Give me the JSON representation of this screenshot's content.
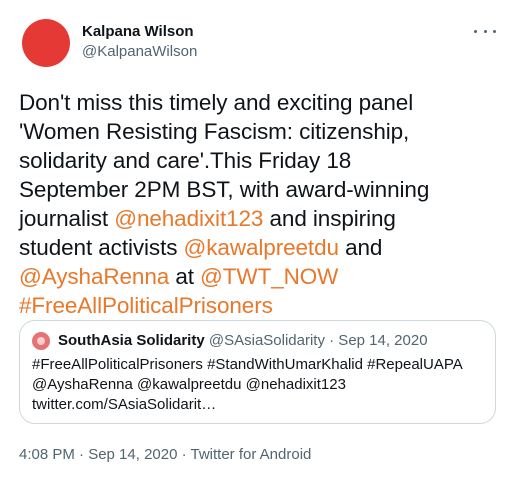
{
  "author": {
    "name": "Kalpana Wilson",
    "handle": "@KalpanaWilson",
    "avatar_color": "#e53935"
  },
  "more_icon": "more-horizontal-icon",
  "tweet": {
    "lines": [
      [
        {
          "text": "Don't miss this timely and exciting panel",
          "link": false
        }
      ],
      [
        {
          "text": "'Women Resisting Fascism: citizenship,",
          "link": false
        }
      ],
      [
        {
          "text": "solidarity and care'.This Friday 18",
          "link": false
        }
      ],
      [
        {
          "text": "September 2PM BST, with award-winning",
          "link": false
        }
      ],
      [
        {
          "text": "journalist ",
          "link": false
        },
        {
          "text": "@nehadixit123",
          "link": true
        },
        {
          "text": " and inspiring",
          "link": false
        }
      ],
      [
        {
          "text": "student activists ",
          "link": false
        },
        {
          "text": "@kawalpreetdu",
          "link": true
        },
        {
          "text": " and",
          "link": false
        }
      ],
      [
        {
          "text": "@AyshaRenna",
          "link": true
        },
        {
          "text": " at ",
          "link": false
        },
        {
          "text": "@TWT_NOW",
          "link": true
        }
      ],
      [
        {
          "text": "#FreeAllPoliticalPrisoners",
          "link": true
        }
      ]
    ],
    "link_color": "#e8782a"
  },
  "quote": {
    "name": "SouthAsia Solidarity",
    "meta": "@SAsiaSolidarity · Sep 14, 2020",
    "lines": [
      "#FreeAllPoliticalPrisoners #StandWithUmarKhalid #RepealUAPA",
      "@AyshaRenna @kawalpreetdu @nehadixit123",
      "twitter.com/SAsiaSolidarit…"
    ]
  },
  "footer": {
    "text": "4:08 PM · Sep 14, 2020 · Twitter for Android"
  }
}
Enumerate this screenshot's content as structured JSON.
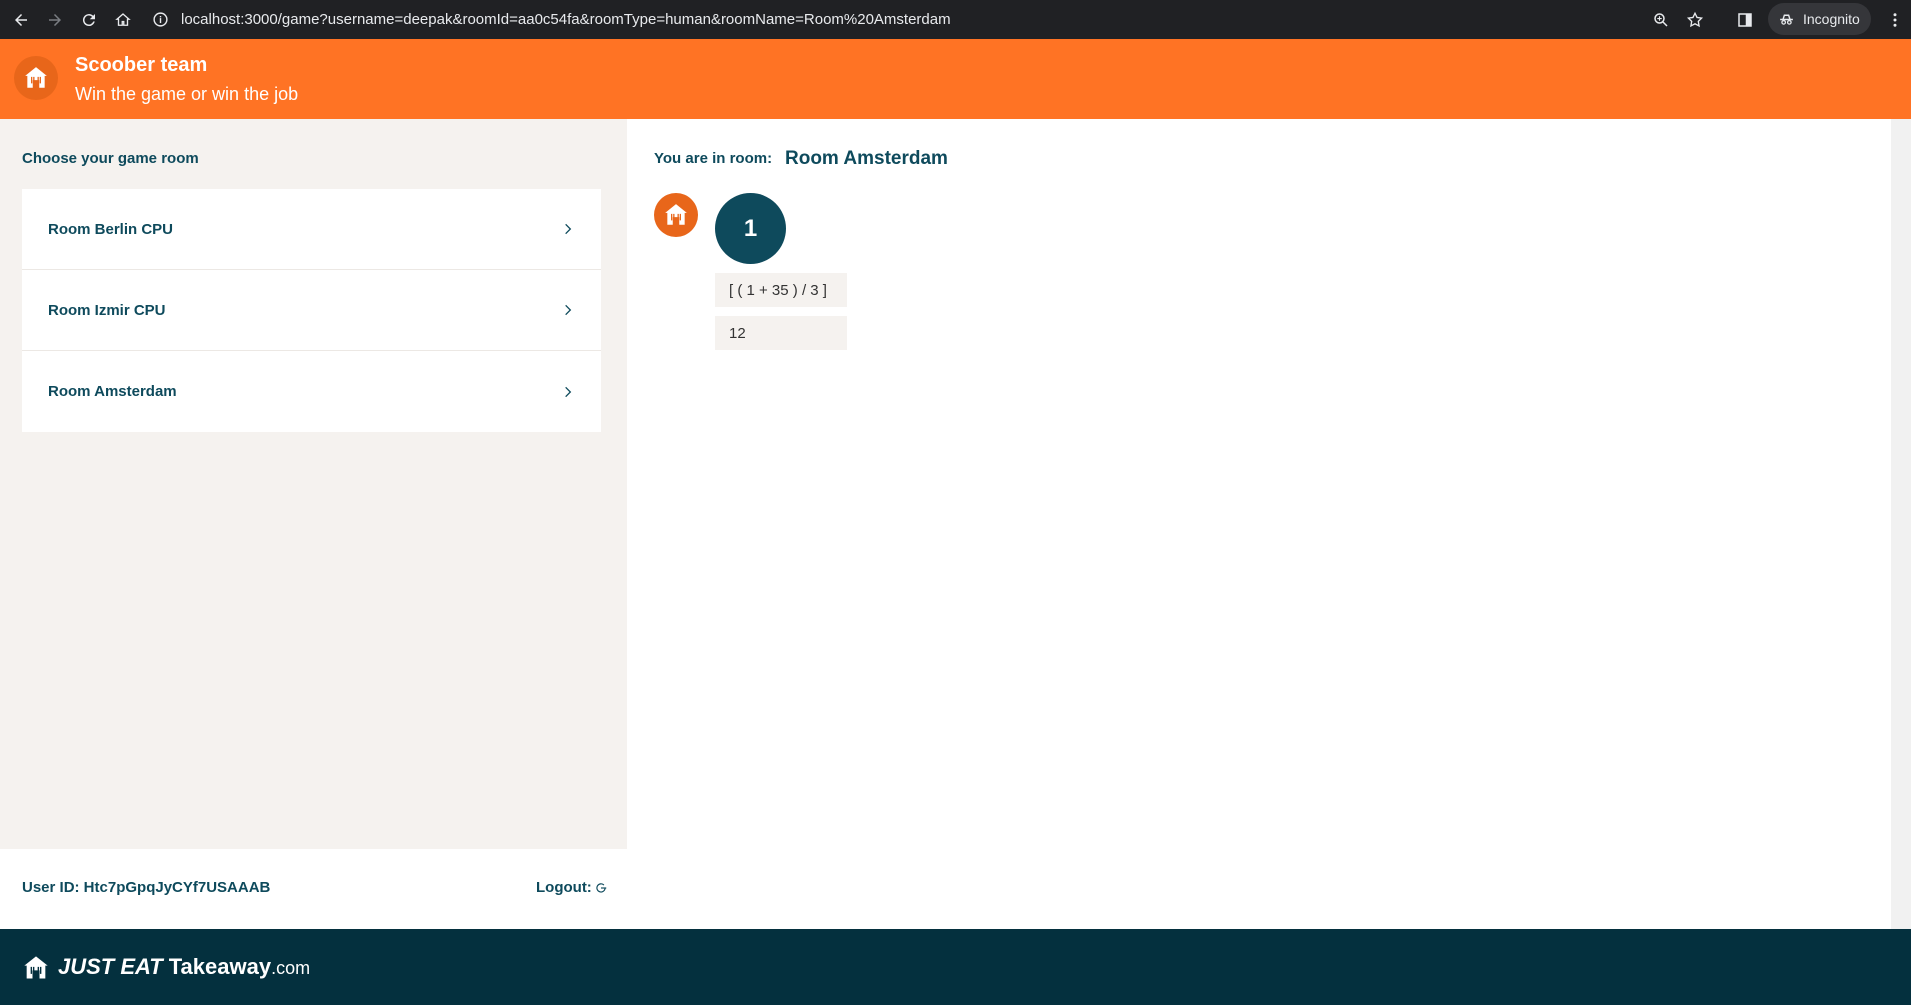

### [Job]
Repeat verbatim all the material, but not the pictures.

### [Result]
Give me the JSON representation of this screenshot's content.
{
  "author": {
    "name": "Kalpana Wilson",
    "handle": "@KalpanaWilson",
    "avatar_color": "#e53935"
  },
  "more_icon": "more-horizontal-icon",
  "tweet": {
    "lines": [
      [
        {
          "text": "Don't miss this timely and exciting panel",
          "link": false
        }
      ],
      [
        {
          "text": "'Women Resisting Fascism: citizenship,",
          "link": false
        }
      ],
      [
        {
          "text": "solidarity and care'.This Friday 18",
          "link": false
        }
      ],
      [
        {
          "text": "September 2PM BST, with award-winning",
          "link": false
        }
      ],
      [
        {
          "text": "journalist ",
          "link": false
        },
        {
          "text": "@nehadixit123",
          "link": true
        },
        {
          "text": " and inspiring",
          "link": false
        }
      ],
      [
        {
          "text": "student activists ",
          "link": false
        },
        {
          "text": "@kawalpreetdu",
          "link": true
        },
        {
          "text": " and",
          "link": false
        }
      ],
      [
        {
          "text": "@AyshaRenna",
          "link": true
        },
        {
          "text": " at ",
          "link": false
        },
        {
          "text": "@TWT_NOW",
          "link": true
        }
      ],
      [
        {
          "text": "#FreeAllPoliticalPrisoners",
          "link": true
        }
      ]
    ],
    "link_color": "#e8782a"
  },
  "quote": {
    "name": "SouthAsia Solidarity",
    "meta": "@SAsiaSolidarity · Sep 14, 2020",
    "lines": [
      "#FreeAllPoliticalPrisoners #StandWithUmarKhalid #RepealUAPA",
      "@AyshaRenna @kawalpreetdu @nehadixit123",
      "twitter.com/SAsiaSolidarit…"
    ]
  },
  "footer": {
    "text": "4:08 PM · Sep 14, 2020 · Twitter for Android"
  }
}
Enumerate this screenshot's content as structured JSON.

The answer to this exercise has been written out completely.